**WORK INSTRUCTIONS**. Output all the data exactly. Pictures do not belong in the copy.

**SUPPLIED MATERIAL**.
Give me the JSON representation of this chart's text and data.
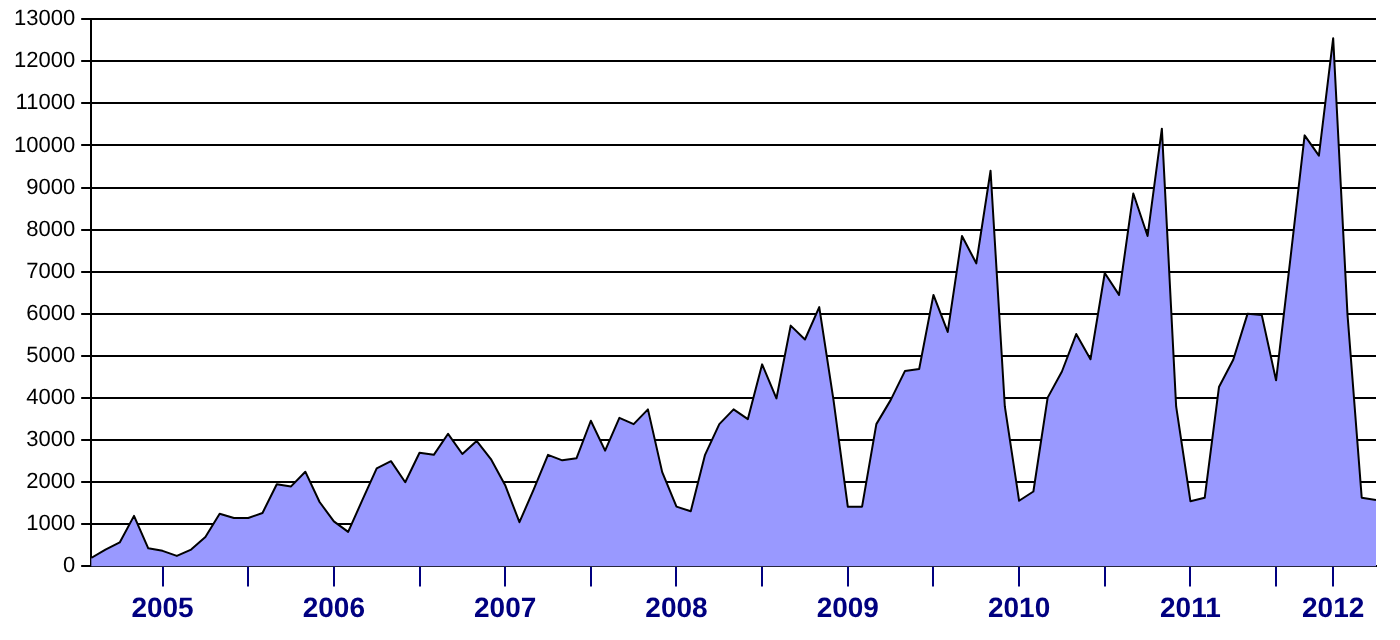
{
  "chart_data": {
    "type": "area",
    "x": [
      "2005-02",
      "2005-03",
      "2005-04",
      "2005-05",
      "2005-06",
      "2005-07",
      "2005-08",
      "2005-09",
      "2005-10",
      "2005-11",
      "2005-12",
      "2006-01",
      "2006-02",
      "2006-03",
      "2006-04",
      "2006-05",
      "2006-06",
      "2006-07",
      "2006-08",
      "2006-09",
      "2006-10",
      "2006-11",
      "2006-12",
      "2007-01",
      "2007-02",
      "2007-03",
      "2007-04",
      "2007-05",
      "2007-06",
      "2007-07",
      "2007-08",
      "2007-09",
      "2007-10",
      "2007-11",
      "2007-12",
      "2008-01",
      "2008-02",
      "2008-03",
      "2008-04",
      "2008-05",
      "2008-06",
      "2008-07",
      "2008-08",
      "2008-09",
      "2008-10",
      "2008-11",
      "2008-12",
      "2009-01",
      "2009-02",
      "2009-03",
      "2009-04",
      "2009-05",
      "2009-06",
      "2009-07",
      "2009-08",
      "2009-09",
      "2009-10",
      "2009-11",
      "2009-12",
      "2010-01",
      "2010-02",
      "2010-03",
      "2010-04",
      "2010-05",
      "2010-06",
      "2010-07",
      "2010-08",
      "2010-09",
      "2010-10",
      "2010-11",
      "2010-12",
      "2011-01",
      "2011-02",
      "2011-03",
      "2011-04",
      "2011-05",
      "2011-06",
      "2011-07",
      "2011-08",
      "2011-09",
      "2011-10",
      "2011-11",
      "2011-12",
      "2012-01",
      "2012-02",
      "2012-03",
      "2012-04",
      "2012-05",
      "2012-06",
      "2012-07",
      "2012-08"
    ],
    "series": [
      {
        "color": "#9999ff",
        "values": [
          200,
          400,
          570,
          1200,
          430,
          370,
          250,
          400,
          700,
          1250,
          1150,
          1150,
          1270,
          1950,
          1900,
          2250,
          1530,
          1070,
          820,
          1580,
          2330,
          2500,
          2000,
          2700,
          2650,
          3150,
          2670,
          2980,
          2550,
          1930,
          1050,
          1830,
          2650,
          2520,
          2570,
          3460,
          2750,
          3530,
          3380,
          3730,
          2240,
          1420,
          1310,
          2650,
          3380,
          3730,
          3500,
          4800,
          3990,
          5720,
          5390,
          6160,
          3950,
          1420,
          1420,
          3380,
          3950,
          4640,
          4690,
          6450,
          5570,
          7850,
          7200,
          9400,
          3800,
          1560,
          1780,
          4010,
          4630,
          5520,
          4920,
          6970,
          6450,
          8860,
          7850,
          10400,
          3800,
          1550,
          1630,
          4260,
          4910,
          6000,
          5970,
          4420,
          7300,
          10240,
          9760,
          12550,
          6000,
          1630,
          1580
        ]
      }
    ],
    "xlim": [
      "2005-02",
      "2012-08"
    ],
    "xticks": [
      {
        "value": "2005-07",
        "label": "2005"
      },
      {
        "value": "2006-01",
        "label": null
      },
      {
        "value": "2006-07",
        "label": "2006"
      },
      {
        "value": "2007-01",
        "label": null
      },
      {
        "value": "2007-07",
        "label": "2007"
      },
      {
        "value": "2008-01",
        "label": null
      },
      {
        "value": "2008-07",
        "label": "2008"
      },
      {
        "value": "2009-01",
        "label": null
      },
      {
        "value": "2009-07",
        "label": "2009"
      },
      {
        "value": "2010-01",
        "label": null
      },
      {
        "value": "2010-07",
        "label": "2010"
      },
      {
        "value": "2011-01",
        "label": null
      },
      {
        "value": "2011-07",
        "label": "2011"
      },
      {
        "value": "2012-01",
        "label": null
      },
      {
        "value": "2012-05",
        "label": "2012"
      }
    ],
    "ylim": [
      0,
      13000
    ],
    "yticks": [
      0,
      1000,
      2000,
      3000,
      4000,
      5000,
      6000,
      7000,
      8000,
      9000,
      10000,
      11000,
      12000,
      13000
    ],
    "grid": "y",
    "marker": "none",
    "legend": false
  }
}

**FINISHED ANSWER**.
Give me the JSON representation of this chart's text and data.
{
  "chart_data": {
    "type": "area",
    "x": [
      "2005-02",
      "2005-03",
      "2005-04",
      "2005-05",
      "2005-06",
      "2005-07",
      "2005-08",
      "2005-09",
      "2005-10",
      "2005-11",
      "2005-12",
      "2006-01",
      "2006-02",
      "2006-03",
      "2006-04",
      "2006-05",
      "2006-06",
      "2006-07",
      "2006-08",
      "2006-09",
      "2006-10",
      "2006-11",
      "2006-12",
      "2007-01",
      "2007-02",
      "2007-03",
      "2007-04",
      "2007-05",
      "2007-06",
      "2007-07",
      "2007-08",
      "2007-09",
      "2007-10",
      "2007-11",
      "2007-12",
      "2008-01",
      "2008-02",
      "2008-03",
      "2008-04",
      "2008-05",
      "2008-06",
      "2008-07",
      "2008-08",
      "2008-09",
      "2008-10",
      "2008-11",
      "2008-12",
      "2009-01",
      "2009-02",
      "2009-03",
      "2009-04",
      "2009-05",
      "2009-06",
      "2009-07",
      "2009-08",
      "2009-09",
      "2009-10",
      "2009-11",
      "2009-12",
      "2010-01",
      "2010-02",
      "2010-03",
      "2010-04",
      "2010-05",
      "2010-06",
      "2010-07",
      "2010-08",
      "2010-09",
      "2010-10",
      "2010-11",
      "2010-12",
      "2011-01",
      "2011-02",
      "2011-03",
      "2011-04",
      "2011-05",
      "2011-06",
      "2011-07",
      "2011-08",
      "2011-09",
      "2011-10",
      "2011-11",
      "2011-12",
      "2012-01",
      "2012-02",
      "2012-03",
      "2012-04",
      "2012-05",
      "2012-06",
      "2012-07",
      "2012-08"
    ],
    "series": [
      {
        "color": "#9999ff",
        "values": [
          200,
          400,
          570,
          1200,
          430,
          370,
          250,
          400,
          700,
          1250,
          1150,
          1150,
          1270,
          1950,
          1900,
          2250,
          1530,
          1070,
          820,
          1580,
          2330,
          2500,
          2000,
          2700,
          2650,
          3150,
          2670,
          2980,
          2550,
          1930,
          1050,
          1830,
          2650,
          2520,
          2570,
          3460,
          2750,
          3530,
          3380,
          3730,
          2240,
          1420,
          1310,
          2650,
          3380,
          3730,
          3500,
          4800,
          3990,
          5720,
          5390,
          6160,
          3950,
          1420,
          1420,
          3380,
          3950,
          4640,
          4690,
          6450,
          5570,
          7850,
          7200,
          9400,
          3800,
          1560,
          1780,
          4010,
          4630,
          5520,
          4920,
          6970,
          6450,
          8860,
          7850,
          10400,
          3800,
          1550,
          1630,
          4260,
          4910,
          6000,
          5970,
          4420,
          7300,
          10240,
          9760,
          12550,
          6000,
          1630,
          1580
        ]
      }
    ],
    "xlim": [
      "2005-02",
      "2012-08"
    ],
    "xticks": [
      {
        "value": "2005-07",
        "label": "2005"
      },
      {
        "value": "2006-01",
        "label": null
      },
      {
        "value": "2006-07",
        "label": "2006"
      },
      {
        "value": "2007-01",
        "label": null
      },
      {
        "value": "2007-07",
        "label": "2007"
      },
      {
        "value": "2008-01",
        "label": null
      },
      {
        "value": "2008-07",
        "label": "2008"
      },
      {
        "value": "2009-01",
        "label": null
      },
      {
        "value": "2009-07",
        "label": "2009"
      },
      {
        "value": "2010-01",
        "label": null
      },
      {
        "value": "2010-07",
        "label": "2010"
      },
      {
        "value": "2011-01",
        "label": null
      },
      {
        "value": "2011-07",
        "label": "2011"
      },
      {
        "value": "2012-01",
        "label": null
      },
      {
        "value": "2012-05",
        "label": "2012"
      }
    ],
    "ylim": [
      0,
      13000
    ],
    "yticks": [
      0,
      1000,
      2000,
      3000,
      4000,
      5000,
      6000,
      7000,
      8000,
      9000,
      10000,
      11000,
      12000,
      13000
    ],
    "grid": "y",
    "marker": "none",
    "legend": false
  }
}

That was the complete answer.